TO BE DONE
Copy every row below that contains the string "paragraph", matching case exactly.

--- Start of ENTRIES SUPPLIED ---

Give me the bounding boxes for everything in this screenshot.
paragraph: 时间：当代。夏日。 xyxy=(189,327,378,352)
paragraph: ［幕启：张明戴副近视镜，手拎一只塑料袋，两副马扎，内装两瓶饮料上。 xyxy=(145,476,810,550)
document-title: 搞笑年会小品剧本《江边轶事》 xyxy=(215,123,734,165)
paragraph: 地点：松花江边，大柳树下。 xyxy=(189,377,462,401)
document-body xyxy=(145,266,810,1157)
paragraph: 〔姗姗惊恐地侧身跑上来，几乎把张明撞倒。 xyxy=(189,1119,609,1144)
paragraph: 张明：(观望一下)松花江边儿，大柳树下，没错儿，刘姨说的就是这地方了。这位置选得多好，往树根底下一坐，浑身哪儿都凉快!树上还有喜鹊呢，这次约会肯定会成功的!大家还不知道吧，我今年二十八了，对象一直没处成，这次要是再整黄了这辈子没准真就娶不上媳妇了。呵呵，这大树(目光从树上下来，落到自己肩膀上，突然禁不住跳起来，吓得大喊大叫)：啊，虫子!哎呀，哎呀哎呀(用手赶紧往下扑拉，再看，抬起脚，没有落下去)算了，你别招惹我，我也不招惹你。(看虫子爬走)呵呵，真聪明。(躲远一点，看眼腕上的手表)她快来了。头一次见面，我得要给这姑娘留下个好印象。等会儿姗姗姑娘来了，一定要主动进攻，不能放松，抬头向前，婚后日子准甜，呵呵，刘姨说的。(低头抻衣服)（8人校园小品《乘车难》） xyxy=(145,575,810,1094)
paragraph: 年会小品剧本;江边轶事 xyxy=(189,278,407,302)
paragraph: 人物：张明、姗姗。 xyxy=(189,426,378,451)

--- End of ENTRIES SUPPLIED ---

RESPONSE TO THE EXERCISE
paragraph: 时间：当代。夏日。 xyxy=(189,327,378,352)
paragraph: ［幕启：张明戴副近视镜，手拎一只塑料袋，两副马扎，内装两瓶饮料上。 xyxy=(145,476,810,550)
paragraph: 地点：松花江边，大柳树下。 xyxy=(189,377,462,401)
paragraph: 〔姗姗惊恐地侧身跑上来，几乎把张明撞倒。 xyxy=(189,1119,609,1144)
paragraph: 张明：(观望一下)松花江边儿，大柳树下，没错儿，刘姨说的就是这地方了。这位置选得多好，往树根底下一坐，浑身哪儿都凉快!树上还有喜鹊呢，这次约会肯定会成功的!大家还不知道吧，我今年二十八了，对象一直没处成，这次要是再整黄了这辈子没准真就娶不上媳妇了。呵呵，这大树(目光从树上下来，落到自己肩膀上，突然禁不住跳起来，吓得大喊大叫)：啊，虫子!哎呀，哎呀哎呀(用手赶紧往下扑拉，再看，抬起脚，没有落下去)算了，你别招惹我，我也不招惹你。(看虫子爬走)呵呵，真聪明。(躲远一点，看眼腕上的手表)她快来了。头一次见面，我得要给这姑娘留下个好印象。等会儿姗姗姑娘来了，一定要主动进攻，不能放松，抬头向前，婚后日子准甜，呵呵，刘姨说的。(低头抻衣服)（8人校园小品《乘车难》） xyxy=(145,575,810,1094)
paragraph: 年会小品剧本;江边轶事 xyxy=(189,278,407,302)
paragraph: 人物：张明、姗姗。 xyxy=(189,426,378,451)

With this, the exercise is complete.